→ **Your instructions**: Repeat the lines below exactly as they appear, but leave out the images.

→ **Listed entries**:
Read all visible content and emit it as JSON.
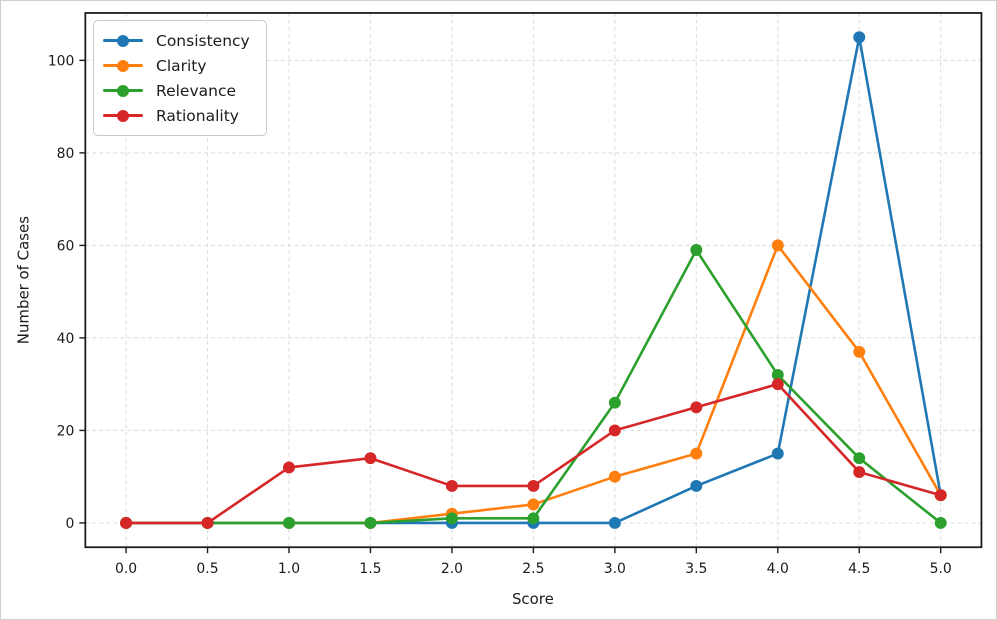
{
  "figure": {
    "background": "#ffffff",
    "border_color": "#cfcfcf"
  },
  "chart_data": {
    "type": "line",
    "title": "",
    "xlabel": "Score",
    "ylabel": "Number of Cases",
    "x": [
      0.0,
      0.5,
      1.0,
      1.5,
      2.0,
      2.5,
      3.0,
      3.5,
      4.0,
      4.5,
      5.0
    ],
    "series": [
      {
        "name": "Consistency",
        "color": "#1f77b4",
        "values": [
          0,
          0,
          0,
          0,
          0,
          0,
          0,
          8,
          15,
          105,
          6
        ]
      },
      {
        "name": "Clarity",
        "color": "#ff7f0e",
        "values": [
          0,
          0,
          0,
          0,
          2,
          4,
          10,
          15,
          60,
          37,
          6
        ]
      },
      {
        "name": "Relevance",
        "color": "#2ca02c",
        "values": [
          0,
          0,
          0,
          0,
          1,
          1,
          26,
          59,
          32,
          14,
          0
        ]
      },
      {
        "name": "Rationality",
        "color": "#d62728",
        "values": [
          0,
          0,
          12,
          14,
          8,
          8,
          20,
          25,
          30,
          11,
          6
        ]
      }
    ],
    "xlim": [
      -0.25,
      5.25
    ],
    "ylim": [
      -5.25,
      110.25
    ],
    "xticks": [
      0.0,
      0.5,
      1.0,
      1.5,
      2.0,
      2.5,
      3.0,
      3.5,
      4.0,
      4.5,
      5.0
    ],
    "xtick_labels": [
      "0.0",
      "0.5",
      "1.0",
      "1.5",
      "2.0",
      "2.5",
      "3.0",
      "3.5",
      "4.0",
      "4.5",
      "5.0"
    ],
    "yticks": [
      0,
      20,
      40,
      60,
      80,
      100
    ],
    "ytick_labels": [
      "0",
      "20",
      "40",
      "60",
      "80",
      "100"
    ],
    "grid": true,
    "grid_color": "#dcdcdc",
    "grid_dash": "4 3",
    "spine_color": "#1c1c1c",
    "legend_position": "upper-left",
    "line_width": 2.6,
    "marker": "circle",
    "marker_radius": 6
  }
}
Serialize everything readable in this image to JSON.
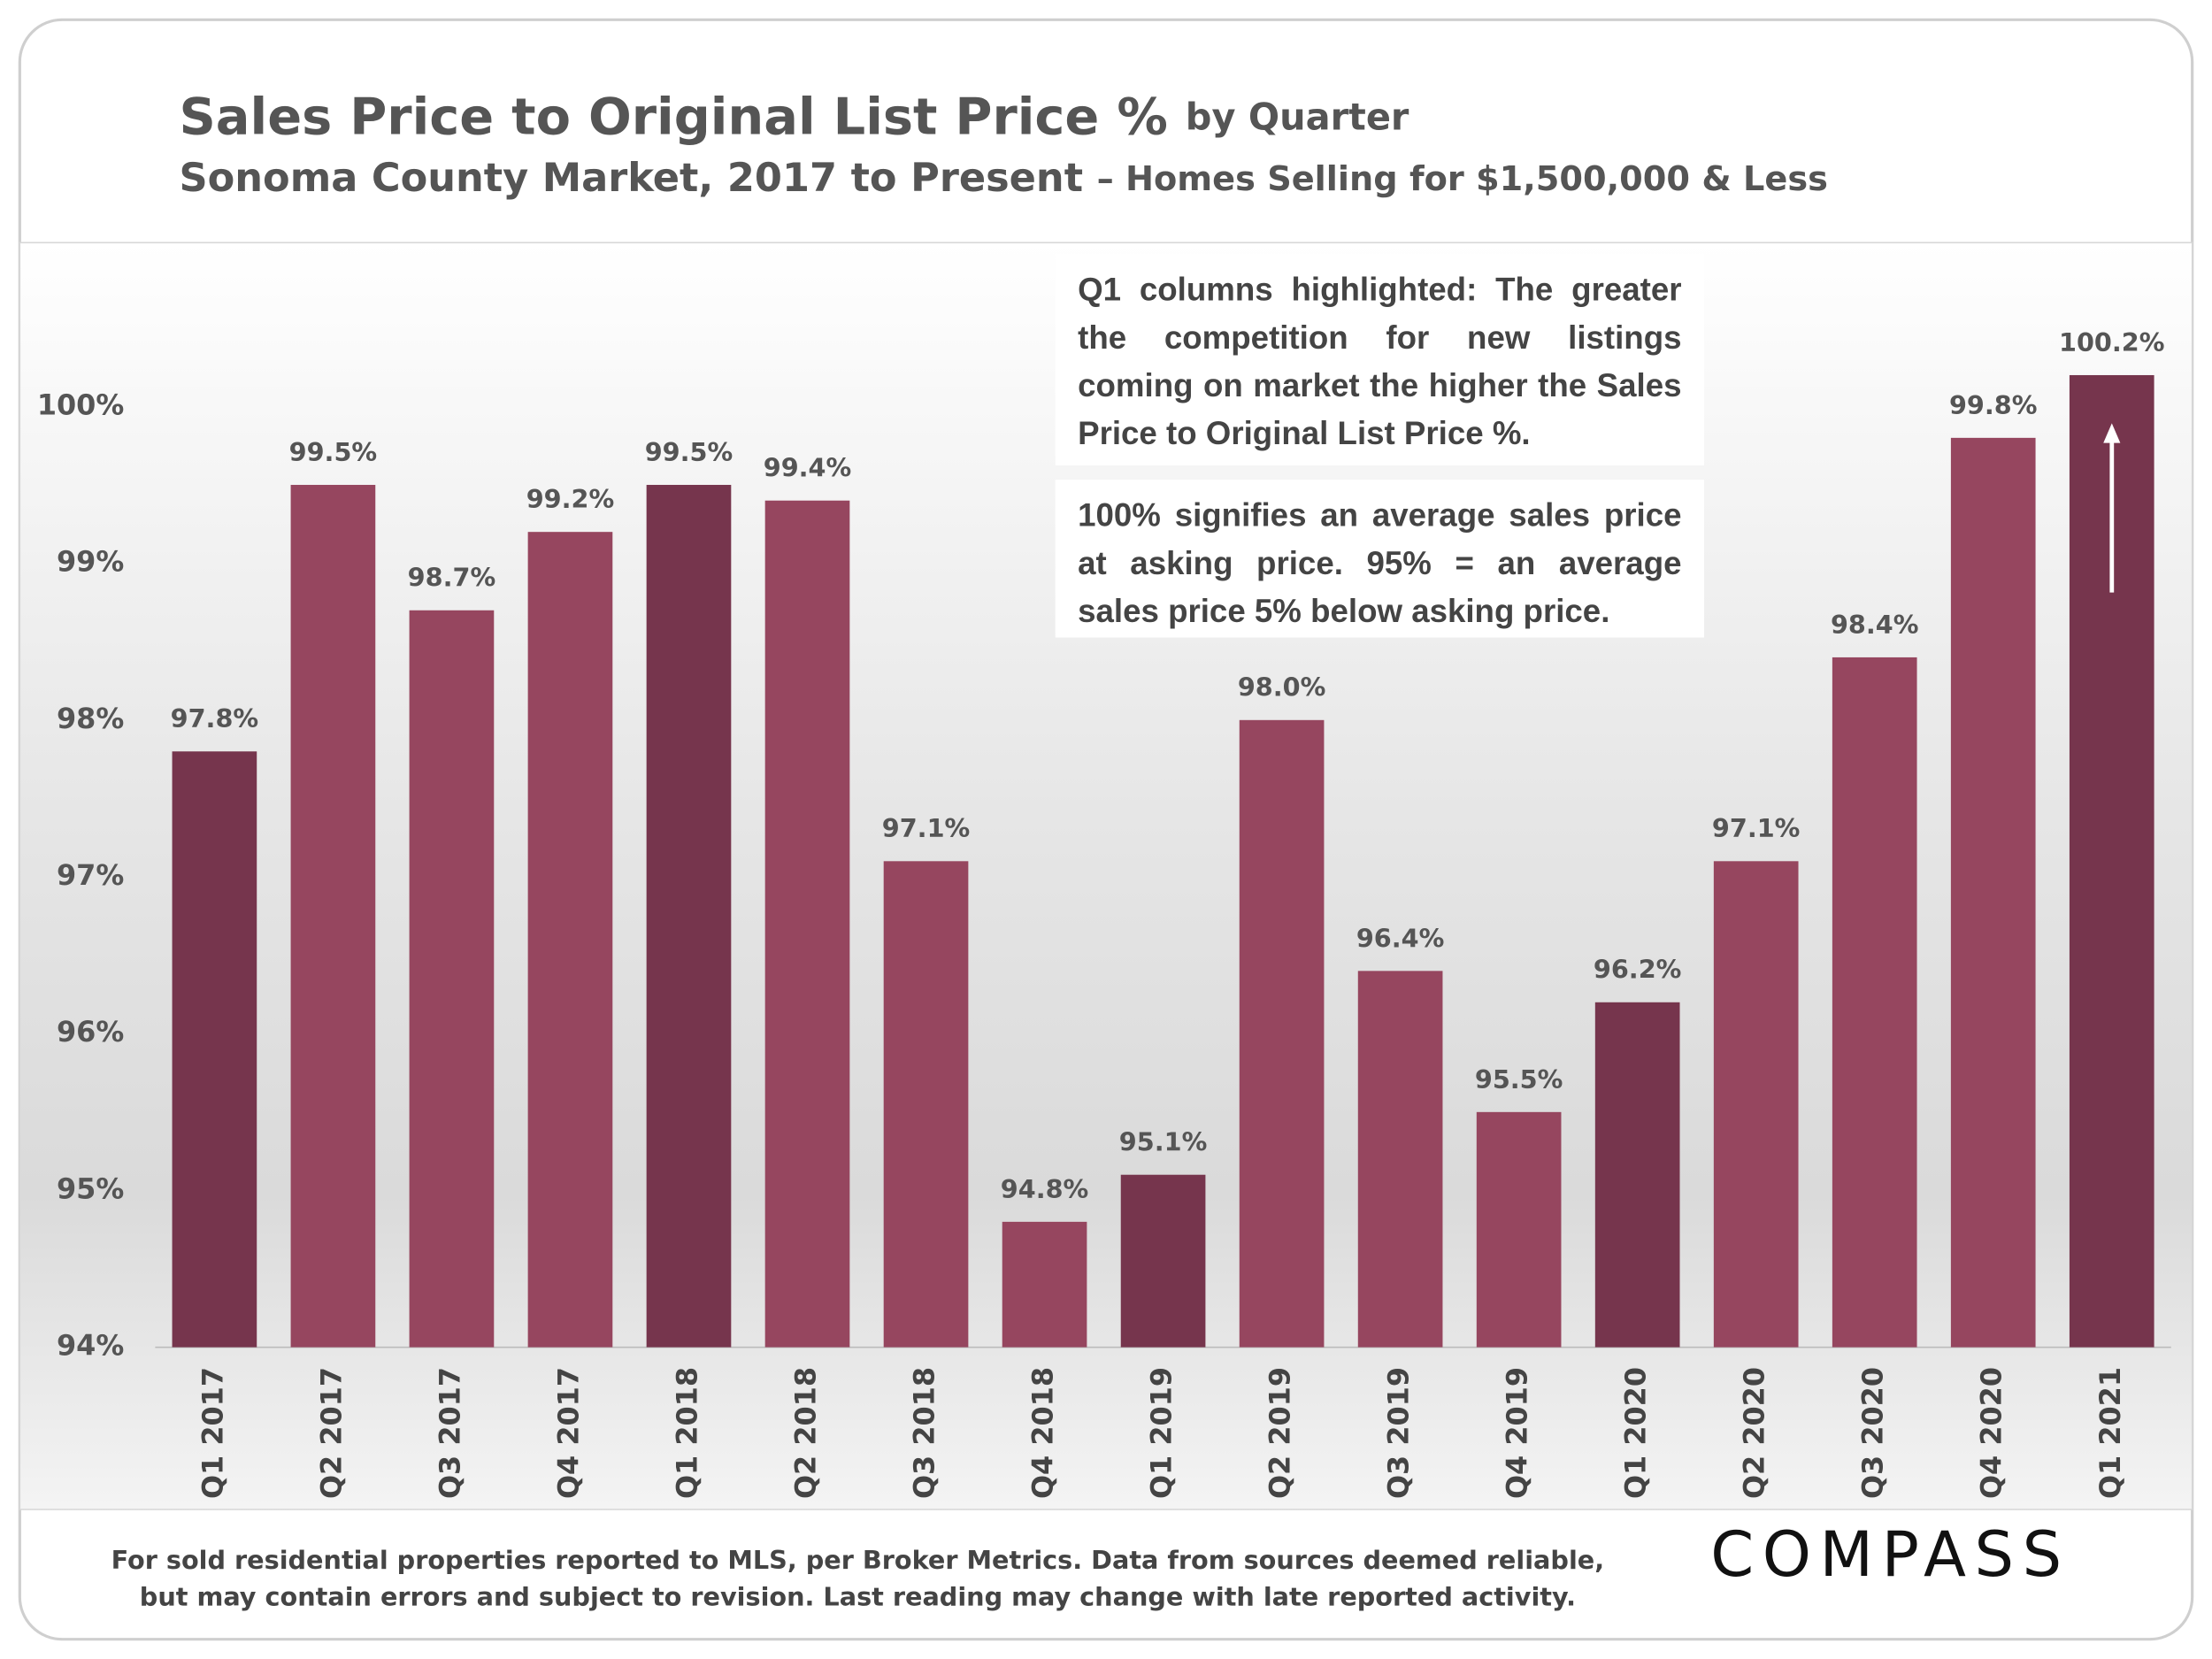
{
  "chart_data": {
    "type": "bar",
    "title": "Sales Price to Original List Price %",
    "title_suffix": "by Quarter",
    "subtitle": "Sonoma County Market, 2017 to Present",
    "subtitle_suffix": "– Homes Selling for $1,500,000 & Less",
    "categories": [
      "Q1 2017",
      "Q2 2017",
      "Q3 2017",
      "Q4 2017",
      "Q1 2018",
      "Q2 2018",
      "Q3 2018",
      "Q4 2018",
      "Q1 2019",
      "Q2 2019",
      "Q3 2019",
      "Q4 2019",
      "Q1 2020",
      "Q2 2020",
      "Q3 2020",
      "Q4 2020",
      "Q1 2021"
    ],
    "values": [
      97.8,
      99.5,
      98.7,
      99.2,
      99.5,
      99.4,
      97.1,
      94.8,
      95.1,
      98.0,
      96.4,
      95.5,
      96.2,
      97.1,
      98.4,
      99.8,
      100.2
    ],
    "value_labels": [
      "97.8%",
      "99.5%",
      "98.7%",
      "99.2%",
      "99.5%",
      "99.4%",
      "97.1%",
      "94.8%",
      "95.1%",
      "98.0%",
      "96.4%",
      "95.5%",
      "96.2%",
      "97.1%",
      "98.4%",
      "99.8%",
      "100.2%"
    ],
    "colors": [
      "#76354d",
      "#96465f",
      "#96465f",
      "#96465f",
      "#76354d",
      "#96465f",
      "#96465f",
      "#96465f",
      "#76354d",
      "#96465f",
      "#96465f",
      "#96465f",
      "#76354d",
      "#96465f",
      "#96465f",
      "#96465f",
      "#76354d"
    ],
    "ylim": [
      94,
      101
    ],
    "yticks": [
      {
        "value": 94,
        "label": "94%"
      },
      {
        "value": 95,
        "label": "95%"
      },
      {
        "value": 96,
        "label": "96%"
      },
      {
        "value": 97,
        "label": "97%"
      },
      {
        "value": 98,
        "label": "98%"
      },
      {
        "value": 99,
        "label": "99%"
      },
      {
        "value": 100,
        "label": "100%"
      }
    ],
    "grid": false,
    "annotations": [
      "Q1 columns highlighted: The greater the competition for new listings coming on market the higher the Sales Price to Original List Price %.",
      "100% signifies an average sales price at asking price. 95% = an average sales price 5% below asking price."
    ],
    "footnote": [
      "For sold residential properties reported to MLS, per Broker Metrics. Data from sources deemed reliable,",
      "but may contain errors and subject to revision. Last reading may change with late reported activity."
    ],
    "logo": "COMPASS"
  }
}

→ **Exercise result**:
Read all visible content and emit it as JSON.
{
  "figure": {
    "background": "#ffffff",
    "border_color": "#cfcfcf"
  },
  "chart_data": {
    "type": "line",
    "title": "",
    "xlabel": "Score",
    "ylabel": "Number of Cases",
    "x": [
      0.0,
      0.5,
      1.0,
      1.5,
      2.0,
      2.5,
      3.0,
      3.5,
      4.0,
      4.5,
      5.0
    ],
    "series": [
      {
        "name": "Consistency",
        "color": "#1f77b4",
        "values": [
          0,
          0,
          0,
          0,
          0,
          0,
          0,
          8,
          15,
          105,
          6
        ]
      },
      {
        "name": "Clarity",
        "color": "#ff7f0e",
        "values": [
          0,
          0,
          0,
          0,
          2,
          4,
          10,
          15,
          60,
          37,
          6
        ]
      },
      {
        "name": "Relevance",
        "color": "#2ca02c",
        "values": [
          0,
          0,
          0,
          0,
          1,
          1,
          26,
          59,
          32,
          14,
          0
        ]
      },
      {
        "name": "Rationality",
        "color": "#d62728",
        "values": [
          0,
          0,
          12,
          14,
          8,
          8,
          20,
          25,
          30,
          11,
          6
        ]
      }
    ],
    "xlim": [
      -0.25,
      5.25
    ],
    "ylim": [
      -5.25,
      110.25
    ],
    "xticks": [
      0.0,
      0.5,
      1.0,
      1.5,
      2.0,
      2.5,
      3.0,
      3.5,
      4.0,
      4.5,
      5.0
    ],
    "xtick_labels": [
      "0.0",
      "0.5",
      "1.0",
      "1.5",
      "2.0",
      "2.5",
      "3.0",
      "3.5",
      "4.0",
      "4.5",
      "5.0"
    ],
    "yticks": [
      0,
      20,
      40,
      60,
      80,
      100
    ],
    "ytick_labels": [
      "0",
      "20",
      "40",
      "60",
      "80",
      "100"
    ],
    "grid": true,
    "grid_color": "#dcdcdc",
    "grid_dash": "4 3",
    "spine_color": "#1c1c1c",
    "legend_position": "upper-left",
    "line_width": 2.6,
    "marker": "circle",
    "marker_radius": 6
  }
}
Serialize everything readable in this image to JSON.
{
  "chart_data": {
    "type": "bar",
    "title": "Sales Price to Original List Price %",
    "title_suffix": "by Quarter",
    "subtitle": "Sonoma County Market, 2017 to Present",
    "subtitle_suffix": "– Homes Selling for $1,500,000 & Less",
    "categories": [
      "Q1 2017",
      "Q2 2017",
      "Q3 2017",
      "Q4 2017",
      "Q1 2018",
      "Q2 2018",
      "Q3 2018",
      "Q4 2018",
      "Q1 2019",
      "Q2 2019",
      "Q3 2019",
      "Q4 2019",
      "Q1 2020",
      "Q2 2020",
      "Q3 2020",
      "Q4 2020",
      "Q1 2021"
    ],
    "values": [
      97.8,
      99.5,
      98.7,
      99.2,
      99.5,
      99.4,
      97.1,
      94.8,
      95.1,
      98.0,
      96.4,
      95.5,
      96.2,
      97.1,
      98.4,
      99.8,
      100.2
    ],
    "value_labels": [
      "97.8%",
      "99.5%",
      "98.7%",
      "99.2%",
      "99.5%",
      "99.4%",
      "97.1%",
      "94.8%",
      "95.1%",
      "98.0%",
      "96.4%",
      "95.5%",
      "96.2%",
      "97.1%",
      "98.4%",
      "99.8%",
      "100.2%"
    ],
    "colors": [
      "#76354d",
      "#96465f",
      "#96465f",
      "#96465f",
      "#76354d",
      "#96465f",
      "#96465f",
      "#96465f",
      "#76354d",
      "#96465f",
      "#96465f",
      "#96465f",
      "#76354d",
      "#96465f",
      "#96465f",
      "#96465f",
      "#76354d"
    ],
    "ylim": [
      94,
      101
    ],
    "yticks": [
      {
        "value": 94,
        "label": "94%"
      },
      {
        "value": 95,
        "label": "95%"
      },
      {
        "value": 96,
        "label": "96%"
      },
      {
        "value": 97,
        "label": "97%"
      },
      {
        "value": 98,
        "label": "98%"
      },
      {
        "value": 99,
        "label": "99%"
      },
      {
        "value": 100,
        "label": "100%"
      }
    ],
    "grid": false,
    "annotations": [
      "Q1 columns highlighted: The greater the competition for new listings coming on market the higher the Sales Price to Original List Price %.",
      "100% signifies an average sales price at asking price. 95% = an average sales price 5% below asking price."
    ],
    "footnote": [
      "For sold residential properties reported to MLS, per Broker Metrics. Data from sources deemed reliable,",
      "but may contain errors and subject to revision. Last reading may change with late reported activity."
    ],
    "logo": "COMPASS"
  }
}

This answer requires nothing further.